-- Goal --
Restate the records below word for word.
START Recorded information
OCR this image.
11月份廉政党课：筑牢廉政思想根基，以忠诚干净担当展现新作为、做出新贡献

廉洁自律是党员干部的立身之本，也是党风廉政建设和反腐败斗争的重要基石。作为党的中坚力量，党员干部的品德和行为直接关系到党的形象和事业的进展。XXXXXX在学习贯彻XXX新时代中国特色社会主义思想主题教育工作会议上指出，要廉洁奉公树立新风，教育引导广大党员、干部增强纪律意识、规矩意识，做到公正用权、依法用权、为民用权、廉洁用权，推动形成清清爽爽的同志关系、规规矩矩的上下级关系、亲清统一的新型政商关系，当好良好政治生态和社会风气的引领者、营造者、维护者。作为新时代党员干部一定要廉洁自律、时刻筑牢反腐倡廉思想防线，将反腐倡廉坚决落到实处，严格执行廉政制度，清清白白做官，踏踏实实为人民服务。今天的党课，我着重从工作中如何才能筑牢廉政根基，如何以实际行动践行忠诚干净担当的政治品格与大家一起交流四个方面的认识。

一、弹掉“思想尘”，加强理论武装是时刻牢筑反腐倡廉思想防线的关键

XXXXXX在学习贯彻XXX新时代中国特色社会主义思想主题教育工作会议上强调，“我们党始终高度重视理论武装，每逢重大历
END Recorded information
-- Exercise response --
OCR this image.
11月份廉政党课：筑牢廉政思想根基，以忠诚干净担当展现新作为、做出新贡献

廉洁自律是党员干部的立身之本，也是党风廉政建设和反腐败斗争的重要基石。作为党的中坚力量，党员干部的品德和行为直接关系到党的形象和事业的进展。XXXXXX在学习贯彻XXX新时代中国特色社会主义思想主题教育工作会议上指出，要廉洁奉公树立新风，教育引导广大党员、干部增强纪律意识、规矩意识，做到公正用权、依法用权、为民用权、廉洁用权，推动形成清清爽爽的同志关系、规规矩矩的上下级关系、亲清统一的新型政商关系，当好良好政治生态和社会风气的引领者、营造者、维护者。作为新时代党员干部一定要廉洁自律、时刻筑牢反腐倡廉思想防线，将反腐倡廉坚决落到实处，严格执行廉政制度，清清白白做官，踏踏实实为人民服务。今天的党课，我着重从工作中如何才能筑牢廉政根基，如何以实际行动践行忠诚干净担当的政治品格与大家一起交流四个方面的认识。

一、弹掉“思想尘”，加强理论武装是时刻牢筑反腐倡廉思想防线的关键

XXXXXX在学习贯彻XXX新时代中国特色社会主义思想主题教育工作会议上强调，“我们党始终高度重视理论武装，每逢重大历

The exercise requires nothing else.